# GIVEN EXERCISE:
Go through the entries and transcribe each one exactly, dropping the pictures.
_ _ _ _
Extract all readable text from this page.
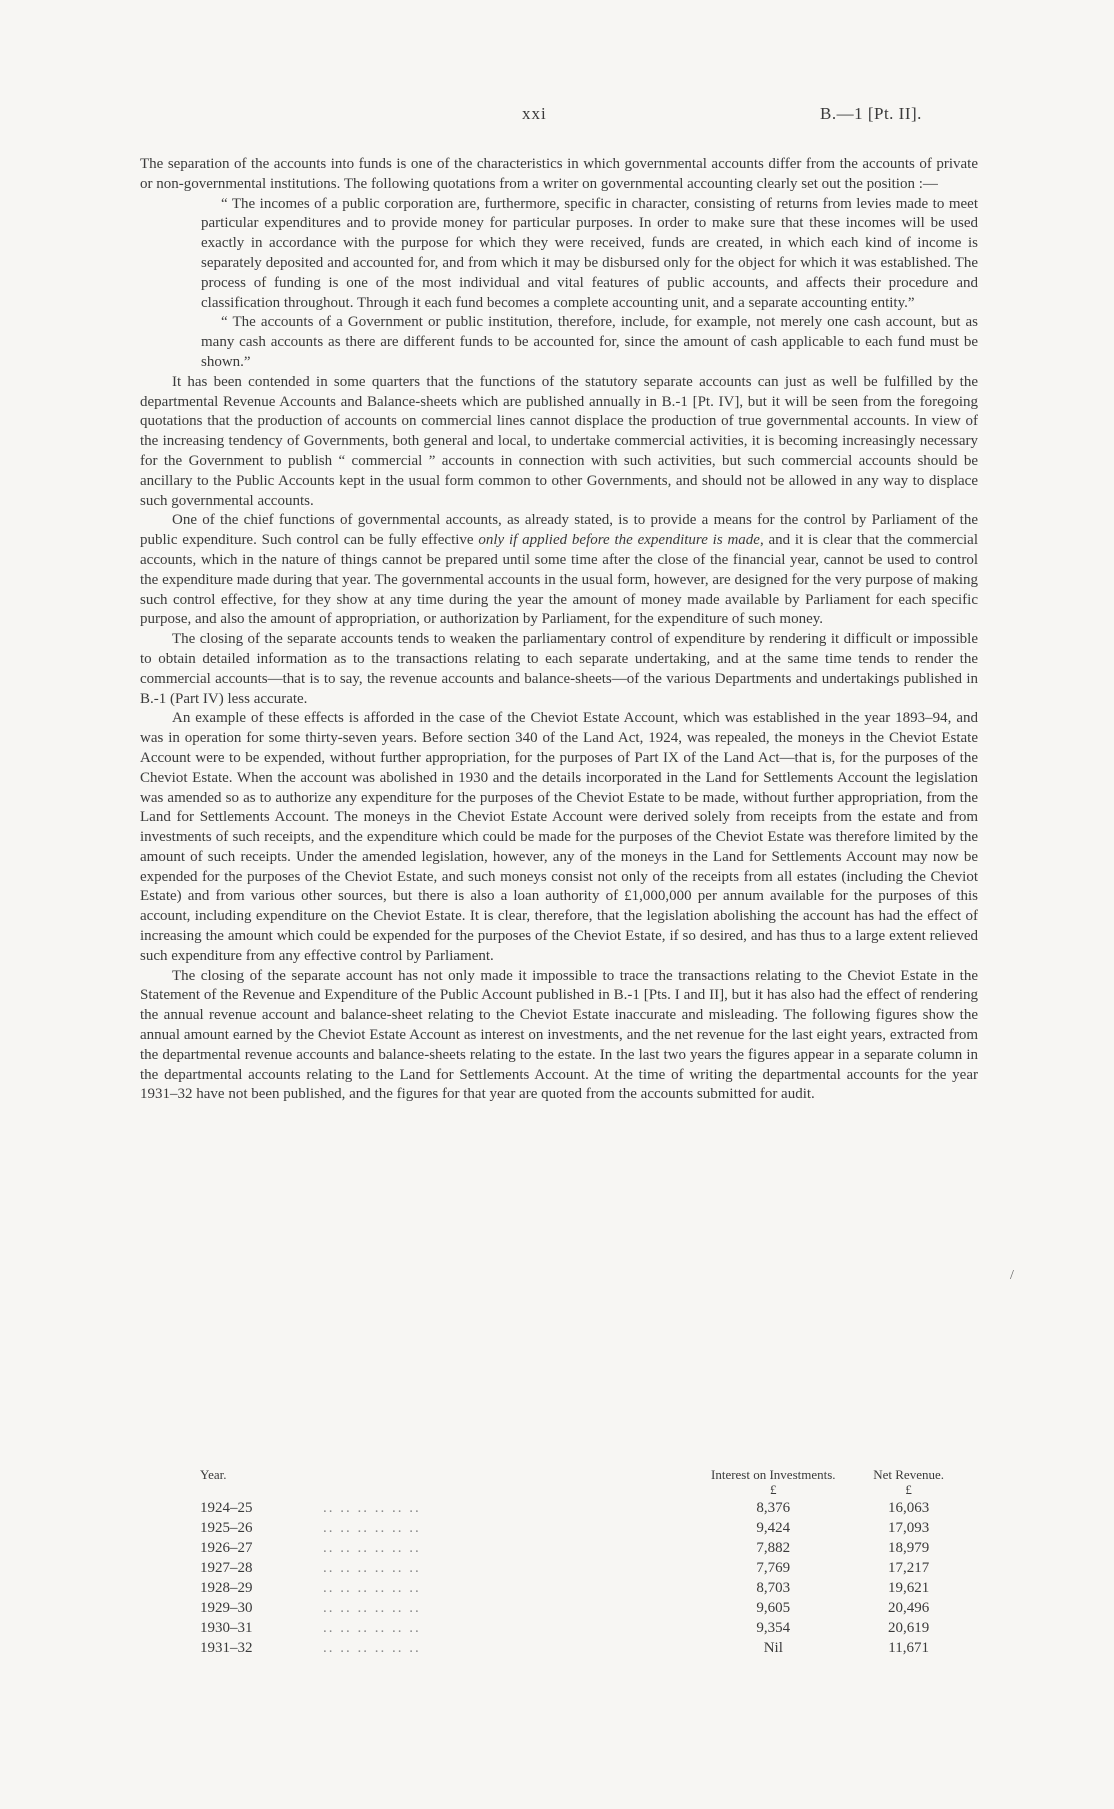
xxi	B.—1 [Pt. II].

The separation of the accounts into funds is one of the characteristics in which governmental accounts differ from the accounts of private or non-governmental institutions. The following quotations from a writer on governmental accounting clearly set out the position :—

“ The incomes of a public corporation are, furthermore, specific in character, consisting of returns from levies made to meet particular expenditures and to provide money for particular purposes. In order to make sure that these incomes will be used exactly in accordance with the purpose for which they were received, funds are created, in which each kind of income is separately deposited and accounted for, and from which it may be disbursed only for the object for which it was established. The process of funding is one of the most individual and vital features of public accounts, and affects their procedure and classification throughout. Through it each fund becomes a complete accounting unit, and a separate accounting entity.”

“ The accounts of a Government or public institution, therefore, include, for example, not merely one cash account, but as many cash accounts as there are different funds to be accounted for, since the amount of cash applicable to each fund must be shown.”

It has been contended in some quarters that the functions of the statutory separate accounts can just as well be fulfilled by the departmental Revenue Accounts and Balance-sheets which are published annually in B.-1 [Pt. IV], but it will be seen from the foregoing quotations that the production of accounts on commercial lines cannot displace the production of true governmental accounts. In view of the increasing tendency of Governments, both general and local, to undertake commercial activities, it is becoming increasingly necessary for the Government to publish “ commercial ” accounts in connection with such activities, but such commercial accounts should be ancillary to the Public Accounts kept in the usual form common to other Governments, and should not be allowed in any way to displace such governmental accounts.

One of the chief functions of governmental accounts, as already stated, is to provide a means for the control by Parliament of the public expenditure. Such control can be fully effective only if applied before the expenditure is made, and it is clear that the commercial accounts, which in the nature of things cannot be prepared until some time after the close of the financial year, cannot be used to control the expenditure made during that year. The governmental accounts in the usual form, however, are designed for the very purpose of making such control effective, for they show at any time during the year the amount of money made available by Parliament for each specific purpose, and also the amount of appropriation, or authorization by Parliament, for the expenditure of such money.

The closing of the separate accounts tends to weaken the parliamentary control of expenditure by rendering it difficult or impossible to obtain detailed information as to the transactions relating to each separate undertaking, and at the same time tends to render the commercial accounts—that is to say, the revenue accounts and balance-sheets—of the various Departments and undertakings published in B.-1 (Part IV) less accurate.

An example of these effects is afforded in the case of the Cheviot Estate Account, which was established in the year 1893–94, and was in operation for some thirty-seven years. Before section 340 of the Land Act, 1924, was repealed, the moneys in the Cheviot Estate Account were to be expended, without further appropriation, for the purposes of Part IX of the Land Act—that is, for the purposes of the Cheviot Estate. When the account was abolished in 1930 and the details incorporated in the Land for Settlements Account the legislation was amended so as to authorize any expenditure for the purposes of the Cheviot Estate to be made, without further appropriation, from the Land for Settlements Account. The moneys in the Cheviot Estate Account were derived solely from receipts from the estate and from investments of such receipts, and the expenditure which could be made for the purposes of the Cheviot Estate was therefore limited by the amount of such receipts. Under the amended legislation, however, any of the moneys in the Land for Settlements Account may now be expended for the purposes of the Cheviot Estate, and such moneys consist not only of the receipts from all estates (including the Cheviot Estate) and from various other sources, but there is also a loan authority of £1,000,000 per annum available for the purposes of this account, including expenditure on the Cheviot Estate. It is clear, therefore, that the legislation abolishing the account has had the effect of increasing the amount which could be expended for the purposes of the Cheviot Estate, if so desired, and has thus to a large extent relieved such expenditure from any effective control by Parliament.

The closing of the separate account has not only made it impossible to trace the transactions relating to the Cheviot Estate in the Statement of the Revenue and Expenditure of the Public Account published in B.-1 [Pts. I and II], but it has also had the effect of rendering the annual revenue account and balance-sheet relating to the Cheviot Estate inaccurate and misleading. The following figures show the annual amount earned by the Cheviot Estate Account as interest on investments, and the net revenue for the last eight years, extracted from the departmental revenue accounts and balance-sheets relating to the estate. In the last two years the figures appear in a separate column in the departmental accounts relating to the Land for Settlements Account. At the time of writing the departmental accounts for the year 1931–32 have not been published, and the figures for that year are quoted from the accounts submitted for audit.

/
Year.		Interest on Investments.	Net Revenue.
		£	£
1924–25	.. .. .. .. .. ..	8,376	16,063
1925–26	.. .. .. .. .. ..	9,424	17,093
1926–27	.. .. .. .. .. ..	7,882	18,979
1927–28	.. .. .. .. .. ..	7,769	17,217
1928–29	.. .. .. .. .. ..	8,703	19,621
1929–30	.. .. .. .. .. ..	9,605	20,496
1930–31	.. .. .. .. .. ..	9,354	20,619
1931–32	.. .. .. .. .. ..	Nil	11,671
_ _ _ _
# OUTPUT FOR THIS EXERCISE:
Extract all readable text from this page.
xxi	B.—1 [Pt. II].

The separation of the accounts into funds is one of the characteristics in which governmental accounts differ from the accounts of private or non-governmental institutions. The following quotations from a writer on governmental accounting clearly set out the position :—

“ The incomes of a public corporation are, furthermore, specific in character, consisting of returns from levies made to meet particular expenditures and to provide money for particular purposes. In order to make sure that these incomes will be used exactly in accordance with the purpose for which they were received, funds are created, in which each kind of income is separately deposited and accounted for, and from which it may be disbursed only for the object for which it was established. The process of funding is one of the most individual and vital features of public accounts, and affects their procedure and classification throughout. Through it each fund becomes a complete accounting unit, and a separate accounting entity.”

“ The accounts of a Government or public institution, therefore, include, for example, not merely one cash account, but as many cash accounts as there are different funds to be accounted for, since the amount of cash applicable to each fund must be shown.”

It has been contended in some quarters that the functions of the statutory separate accounts can just as well be fulfilled by the departmental Revenue Accounts and Balance-sheets which are published annually in B.-1 [Pt. IV], but it will be seen from the foregoing quotations that the production of accounts on commercial lines cannot displace the production of true governmental accounts. In view of the increasing tendency of Governments, both general and local, to undertake commercial activities, it is becoming increasingly necessary for the Government to publish “ commercial ” accounts in connection with such activities, but such commercial accounts should be ancillary to the Public Accounts kept in the usual form common to other Governments, and should not be allowed in any way to displace such governmental accounts.

One of the chief functions of governmental accounts, as already stated, is to provide a means for the control by Parliament of the public expenditure. Such control can be fully effective only if applied before the expenditure is made, and it is clear that the commercial accounts, which in the nature of things cannot be prepared until some time after the close of the financial year, cannot be used to control the expenditure made during that year. The governmental accounts in the usual form, however, are designed for the very purpose of making such control effective, for they show at any time during the year the amount of money made available by Parliament for each specific purpose, and also the amount of appropriation, or authorization by Parliament, for the expenditure of such money.

The closing of the separate accounts tends to weaken the parliamentary control of expenditure by rendering it difficult or impossible to obtain detailed information as to the transactions relating to each separate undertaking, and at the same time tends to render the commercial accounts—that is to say, the revenue accounts and balance-sheets—of the various Departments and undertakings published in B.-1 (Part IV) less accurate.

An example of these effects is afforded in the case of the Cheviot Estate Account, which was established in the year 1893–94, and was in operation for some thirty-seven years. Before section 340 of the Land Act, 1924, was repealed, the moneys in the Cheviot Estate Account were to be expended, without further appropriation, for the purposes of Part IX of the Land Act—that is, for the purposes of the Cheviot Estate. When the account was abolished in 1930 and the details incorporated in the Land for Settlements Account the legislation was amended so as to authorize any expenditure for the purposes of the Cheviot Estate to be made, without further appropriation, from the Land for Settlements Account. The moneys in the Cheviot Estate Account were derived solely from receipts from the estate and from investments of such receipts, and the expenditure which could be made for the purposes of the Cheviot Estate was therefore limited by the amount of such receipts. Under the amended legislation, however, any of the moneys in the Land for Settlements Account may now be expended for the purposes of the Cheviot Estate, and such moneys consist not only of the receipts from all estates (including the Cheviot Estate) and from various other sources, but there is also a loan authority of £1,000,000 per annum available for the purposes of this account, including expenditure on the Cheviot Estate. It is clear, therefore, that the legislation abolishing the account has had the effect of increasing the amount which could be expended for the purposes of the Cheviot Estate, if so desired, and has thus to a large extent relieved such expenditure from any effective control by Parliament.

The closing of the separate account has not only made it impossible to trace the transactions relating to the Cheviot Estate in the Statement of the Revenue and Expenditure of the Public Account published in B.-1 [Pts. I and II], but it has also had the effect of rendering the annual revenue account and balance-sheet relating to the Cheviot Estate inaccurate and misleading. The following figures show the annual amount earned by the Cheviot Estate Account as interest on investments, and the net revenue for the last eight years, extracted from the departmental revenue accounts and balance-sheets relating to the estate. In the last two years the figures appear in a separate column in the departmental accounts relating to the Land for Settlements Account. At the time of writing the departmental accounts for the year 1931–32 have not been published, and the figures for that year are quoted from the accounts submitted for audit.

/
Year.		Interest on Investments.	Net Revenue.
		£	£
1924–25	.. .. .. .. .. ..	8,376	16,063
1925–26	.. .. .. .. .. ..	9,424	17,093
1926–27	.. .. .. .. .. ..	7,882	18,979
1927–28	.. .. .. .. .. ..	7,769	17,217
1928–29	.. .. .. .. .. ..	8,703	19,621
1929–30	.. .. .. .. .. ..	9,605	20,496
1930–31	.. .. .. .. .. ..	9,354	20,619
1931–32	.. .. .. .. .. ..	Nil	11,671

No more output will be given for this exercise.